Copy all entries without alteration and skip the pictures they hold.

■ **Saved data entries**
────────

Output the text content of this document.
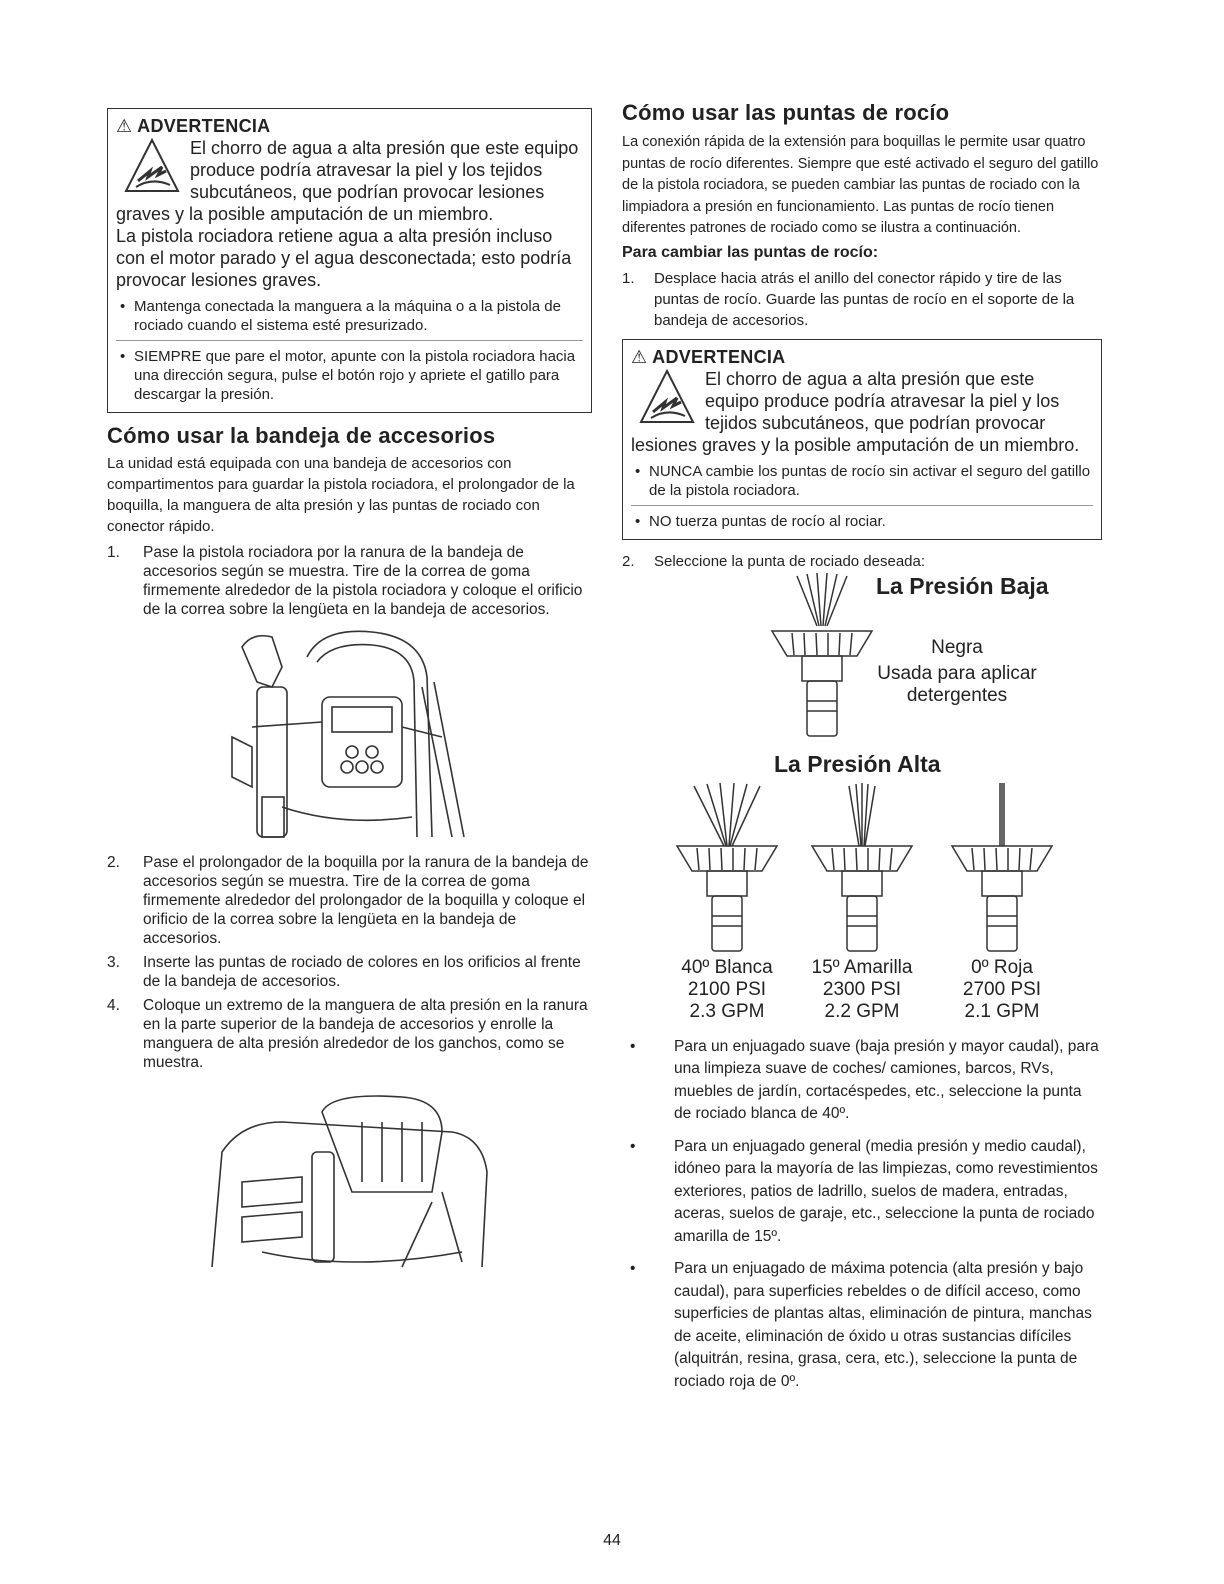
⚠ ADVERTENCIA
El chorro de agua a alta presión que este equipo produce podría atravesar la piel y los tejidos subcutáneos, que podrían provocar lesiones graves y la posible amputación de un miembro.
La pistola rociadora retiene agua a alta presión incluso con el motor parado y el agua desconectada; esto podría provocar lesiones graves.
• Mantenga conectada la manguera a la máquina o a la pistola de rociado cuando el sistema esté presurizado.
• SIEMPRE que pare el motor, apunte con la pistola rociadora hacia una dirección segura, pulse el botón rojo y apriete el gatillo para descargar la presión.
Cómo usar la bandeja de accesorios
La unidad está equipada con una bandeja de accesorios con compartimentos para guardar la pistola rociadora, el prolongador de la boquilla, la manguera de alta presión y las puntas de rociado con conector rápido.
1. Pase la pistola rociadora por la ranura de la bandeja de accesorios según se muestra. Tire de la correa de goma firmemente alrededor de la pistola rociadora y coloque el orificio de la correa sobre la lengüeta en la bandeja de accesorios.
2. Pase el prolongador de la boquilla por la ranura de la bandeja de accesorios según se muestra. Tire de la correa de goma firmemente alrededor del prolongador de la boquilla y coloque el orificio de la correa sobre la lengüeta en la bandeja de accesorios.
3. Inserte las puntas de rociado de colores en los orificios al frente de la bandeja de accesorios.
4. Coloque un extremo de la manguera de alta presión en la ranura en la parte superior de la bandeja de accesorios y enrolle la manguera de alta presión alrededor de los ganchos, como se muestra.
Cómo usar las puntas de rocío
La conexión rápida de la extensión para boquillas le permite usar quatro puntas de rocío diferentes. Siempre que esté activado el seguro del gatillo de la pistola rociadora, se pueden cambiar las puntas de rociado con la limpiadora a presión en funcionamiento. Las puntas de rocío tienen diferentes patrones de rociado como se ilustra a continuación.
Para cambiar las puntas de rocío:
1. Desplace hacia atrás el anillo del conector rápido y tire de las puntas de rocío. Guarde las puntas de rocío en el soporte de la bandeja de accesorios.
⚠ ADVERTENCIA
El chorro de agua a alta presión que este equipo produce podría atravesar la piel y los tejidos subcutáneos, que podrían provocar lesiones graves y la posible amputación de un miembro.
• NUNCA cambie los puntas de rocío sin activar el seguro del gatillo de la pistola rociadora.
• NO tuerza puntas de rocío al rociar.
2. Seleccione la punta de rociado deseada:
La Presión Baja
Negra
Usada para aplicar
detergentes
La Presión Alta
40º Blanca
2100 PSI
2.3 GPM
15º Amarilla
2300 PSI
2.2 GPM
0º Roja
2700 PSI
2.1 GPM
• Para un enjuagado suave (baja presión y mayor caudal), para una limpieza suave de coches/ camiones, barcos, RVs, muebles de jardín, cortacéspedes, etc., seleccione la punta de rociado blanca de 40º.
• Para un enjuagado general (media presión y medio caudal), idóneo para la mayoría de las limpiezas, como revestimientos exteriores, patios de ladrillo, suelos de madera, entradas, aceras, suelos de garaje, etc., seleccione la punta de rociado amarilla de 15º.
• Para un enjuagado de máxima potencia (alta presión y bajo caudal), para superficies rebeldes o de difícil acceso, como superficies de plantas altas, eliminación de pintura, manchas de aceite, eliminación de óxido u otras sustancias difíciles (alquitrán, resina, grasa, cera, etc.), seleccione la punta de rociado roja de 0º.
44
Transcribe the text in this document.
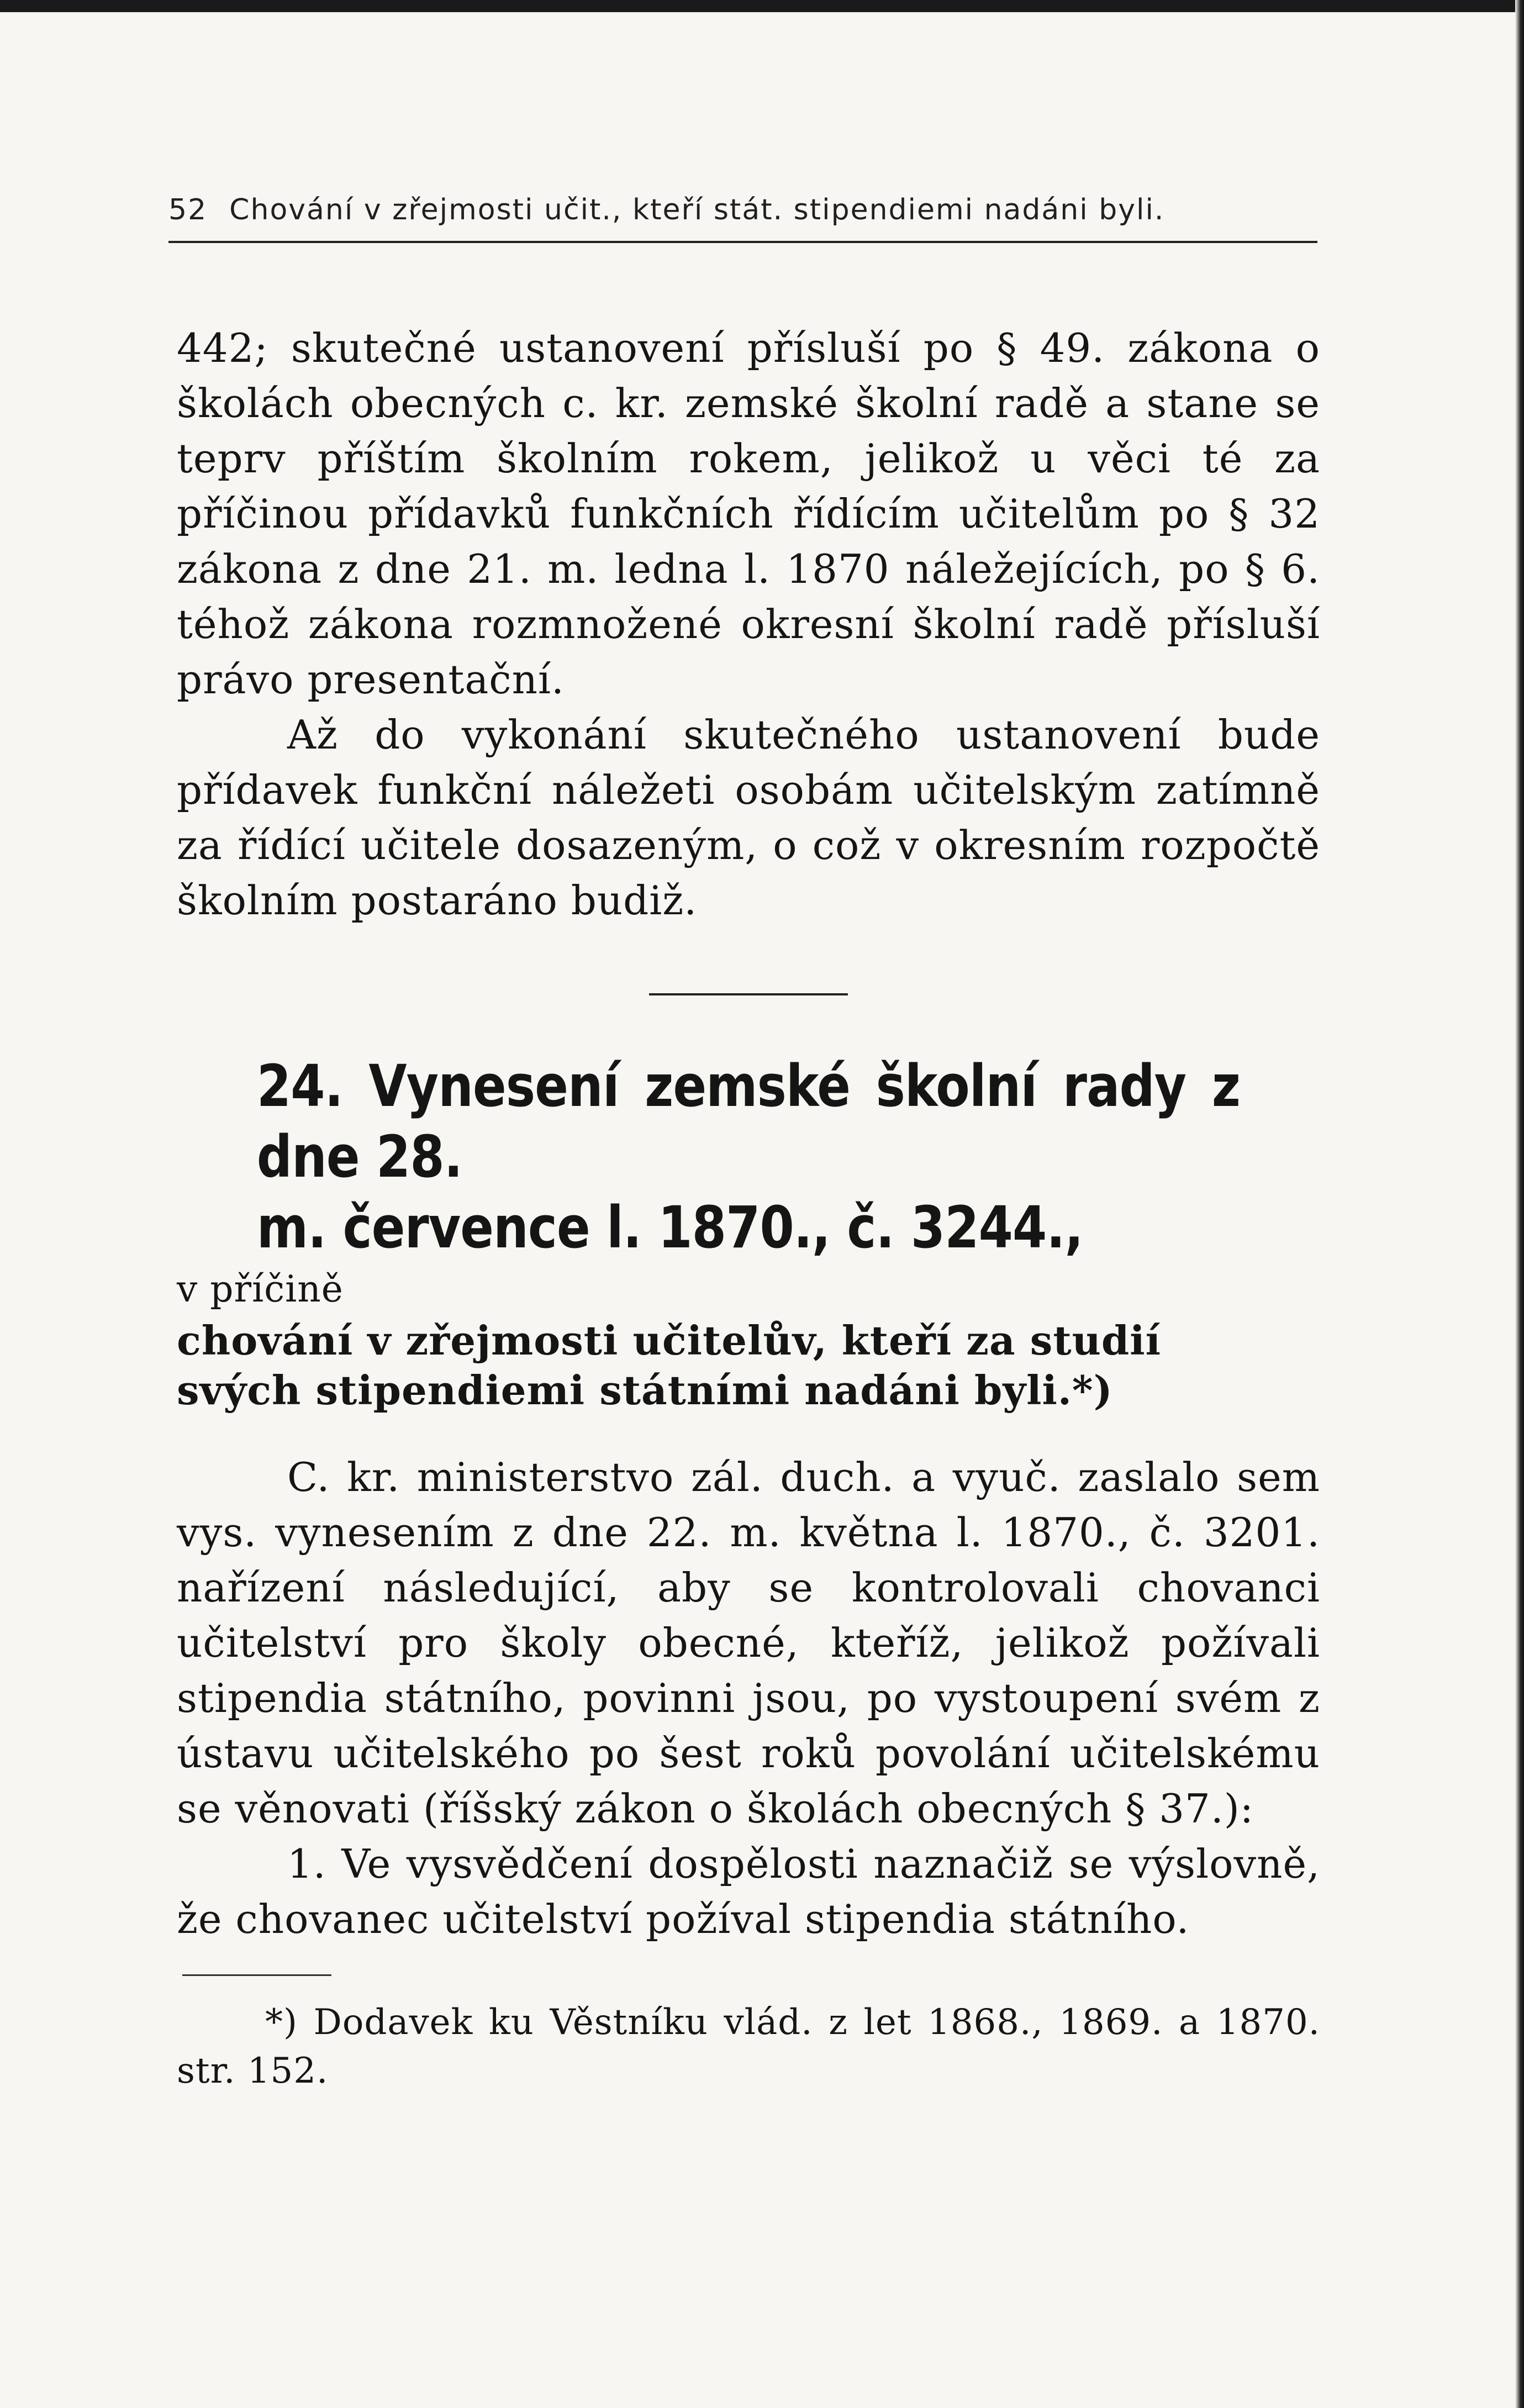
52 Chování v zřejmosti učit., kteří stát. stipendiemi nadáni byli.

442; skutečné ustanovení přísluší po § 49. zákona o školách obecných c. kr. zemské školní radě a stane se teprv příštím školním rokem, jelikož u věci té za příčinou přídavků funkčních řídícím učitelům po § 32 zákona z dne 21. m. ledna l. 1870 náležejících, po § 6. téhož zákona rozmnožené okresní školní radě přísluší právo presentační.

Až do vykonání skutečného ustanovení bude přídavek funkční náležeti osobám učitelským zatímně za řídící učitele dosazeným, o což v okresním rozpočtě školním postaráno budiž.

24. Vynesení zemské školní rady z dne 28.

m. července l. 1870., č. 3244.,

v příčině

chování v zřejmosti učitelův, kteří za studií
svých stipendiemi státními nadáni byli.*)

C. kr. ministerstvo zál. duch. a vyuč. zaslalo sem vys. vynesením z dne 22. m. května l. 1870., č. 3201. nařízení následující, aby se kontrolovali chovanci učitelství pro školy obecné, kteříž, jelikož požívali stipendia státního, povinni jsou, po vystoupení svém z ústavu učitelského po šest roků povolání učitelskému se věnovati (říšský zákon o školách obecných § 37.):

1. Ve vysvědčení dospělosti naznačiž se výslovně, že chovanec učitelství požíval stipendia státního.

*) Dodavek ku Věstníku vlád. z let 1868., 1869. a 1870. str. 152.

────────

■ **Written answer**
Output the text content of this document.
⚠ ADVERTENCIA
El chorro de agua a alta presión que este equipo produce podría atravesar la piel y los tejidos subcutáneos, que podrían provocar lesiones graves y la posible amputación de un miembro.
La pistola rociadora retiene agua a alta presión incluso con el motor parado y el agua desconectada; esto podría provocar lesiones graves.
• Mantenga conectada la manguera a la máquina o a la pistola de rociado cuando el sistema esté presurizado.
• SIEMPRE que pare el motor, apunte con la pistola rociadora hacia una dirección segura, pulse el botón rojo y apriete el gatillo para descargar la presión.
Cómo usar la bandeja de accesorios
La unidad está equipada con una bandeja de accesorios con compartimentos para guardar la pistola rociadora, el prolongador de la boquilla, la manguera de alta presión y las puntas de rociado con conector rápido.
1. Pase la pistola rociadora por la ranura de la bandeja de accesorios según se muestra. Tire de la correa de goma firmemente alrededor de la pistola rociadora y coloque el orificio de la correa sobre la lengüeta en la bandeja de accesorios.
2. Pase el prolongador de la boquilla por la ranura de la bandeja de accesorios según se muestra. Tire de la correa de goma firmemente alrededor del prolongador de la boquilla y coloque el orificio de la correa sobre la lengüeta en la bandeja de accesorios.
3. Inserte las puntas de rociado de colores en los orificios al frente de la bandeja de accesorios.
4. Coloque un extremo de la manguera de alta presión en la ranura en la parte superior de la bandeja de accesorios y enrolle la manguera de alta presión alrededor de los ganchos, como se muestra.
Cómo usar las puntas de rocío
La conexión rápida de la extensión para boquillas le permite usar quatro puntas de rocío diferentes. Siempre que esté activado el seguro del gatillo de la pistola rociadora, se pueden cambiar las puntas de rociado con la limpiadora a presión en funcionamiento. Las puntas de rocío tienen diferentes patrones de rociado como se ilustra a continuación.
Para cambiar las puntas de rocío:
1. Desplace hacia atrás el anillo del conector rápido y tire de las puntas de rocío. Guarde las puntas de rocío en el soporte de la bandeja de accesorios.
⚠ ADVERTENCIA
El chorro de agua a alta presión que este equipo produce podría atravesar la piel y los tejidos subcutáneos, que podrían provocar lesiones graves y la posible amputación de un miembro.
• NUNCA cambie los puntas de rocío sin activar el seguro del gatillo de la pistola rociadora.
• NO tuerza puntas de rocío al rociar.
2. Seleccione la punta de rociado deseada:
La Presión Baja
Negra
Usada para aplicar
detergentes
La Presión Alta
40º Blanca
2100 PSI
2.3 GPM
15º Amarilla
2300 PSI
2.2 GPM
0º Roja
2700 PSI
2.1 GPM
• Para un enjuagado suave (baja presión y mayor caudal), para una limpieza suave de coches/ camiones, barcos, RVs, muebles de jardín, cortacéspedes, etc., seleccione la punta de rociado blanca de 40º.
• Para un enjuagado general (media presión y medio caudal), idóneo para la mayoría de las limpiezas, como revestimientos exteriores, patios de ladrillo, suelos de madera, entradas, aceras, suelos de garaje, etc., seleccione la punta de rociado amarilla de 15º.
• Para un enjuagado de máxima potencia (alta presión y bajo caudal), para superficies rebeldes o de difícil acceso, como superficies de plantas altas, eliminación de pintura, manchas de aceite, eliminación de óxido u otras sustancias difíciles (alquitrán, resina, grasa, cera, etc.), seleccione la punta de rociado roja de 0º.
44
Transcribe the text in this document.
52 Chování v zřejmosti učit., kteří stát. stipendiemi nadáni byli.

442; skutečné ustanovení přísluší po § 49. zákona o školách obecných c. kr. zemské školní radě a stane se teprv příštím školním rokem, jelikož u věci té za příčinou přídavků funkčních řídícím učitelům po § 32 zákona z dne 21. m. ledna l. 1870 náležejících, po § 6. téhož zákona rozmnožené okresní školní radě přísluší právo presentační.

Až do vykonání skutečného ustanovení bude přídavek funkční náležeti osobám učitelským zatímně za řídící učitele dosazeným, o což v okresním rozpočtě školním postaráno budiž.

24. Vynesení zemské školní rady z dne 28.

m. července l. 1870., č. 3244.,

v příčině

chování v zřejmosti učitelův, kteří za studií
svých stipendiemi státními nadáni byli.*)

C. kr. ministerstvo zál. duch. a vyuč. zaslalo sem vys. vynesením z dne 22. m. května l. 1870., č. 3201. nařízení následující, aby se kontrolovali chovanci učitelství pro školy obecné, kteříž, jelikož požívali stipendia státního, povinni jsou, po vystoupení svém z ústavu učitelského po šest roků povolání učitelskému se věnovati (říšský zákon o školách obecných § 37.):

1. Ve vysvědčení dospělosti naznačiž se výslovně, že chovanec učitelství požíval stipendia státního.

*) Dodavek ku Věstníku vlád. z let 1868., 1869. a 1870. str. 152.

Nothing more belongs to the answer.